— BEGIN RECORD LIST —
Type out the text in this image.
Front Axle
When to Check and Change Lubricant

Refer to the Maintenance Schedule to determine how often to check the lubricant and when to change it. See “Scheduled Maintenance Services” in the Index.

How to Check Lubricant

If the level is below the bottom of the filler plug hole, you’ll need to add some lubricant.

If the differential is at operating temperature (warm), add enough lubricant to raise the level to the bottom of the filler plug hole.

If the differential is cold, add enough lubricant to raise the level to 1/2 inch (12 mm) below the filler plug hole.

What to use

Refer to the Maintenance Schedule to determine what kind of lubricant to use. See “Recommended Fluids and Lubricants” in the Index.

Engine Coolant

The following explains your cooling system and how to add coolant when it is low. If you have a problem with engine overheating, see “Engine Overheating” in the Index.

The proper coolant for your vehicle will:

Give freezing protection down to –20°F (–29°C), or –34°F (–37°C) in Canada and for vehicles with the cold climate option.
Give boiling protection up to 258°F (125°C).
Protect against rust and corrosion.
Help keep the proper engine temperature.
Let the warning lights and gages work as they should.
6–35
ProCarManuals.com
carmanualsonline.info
— END RECORD LIST —
▸ WHAT TO PRODUCE
Reproduce every line of the material above exactly.

▸ WRITTEN ANSWER
Type out the text in this image.
Front Axle
When to Check and Change Lubricant

Refer to the Maintenance Schedule to determine how often to check the lubricant and when to change it. See “Scheduled Maintenance Services” in the Index.

How to Check Lubricant

If the level is below the bottom of the filler plug hole, you’ll need to add some lubricant.

If the differential is at operating temperature (warm), add enough lubricant to raise the level to the bottom of the filler plug hole.

If the differential is cold, add enough lubricant to raise the level to 1/2 inch (12 mm) below the filler plug hole.

What to use

Refer to the Maintenance Schedule to determine what kind of lubricant to use. See “Recommended Fluids and Lubricants” in the Index.

Engine Coolant

The following explains your cooling system and how to add coolant when it is low. If you have a problem with engine overheating, see “Engine Overheating” in the Index.

The proper coolant for your vehicle will:

Give freezing protection down to –20°F (–29°C), or –34°F (–37°C) in Canada and for vehicles with the cold climate option.
Give boiling protection up to 258°F (125°C).
Protect against rust and corrosion.
Help keep the proper engine temperature.
Let the warning lights and gages work as they should.
6–35
ProCarManuals.com
carmanualsonline.info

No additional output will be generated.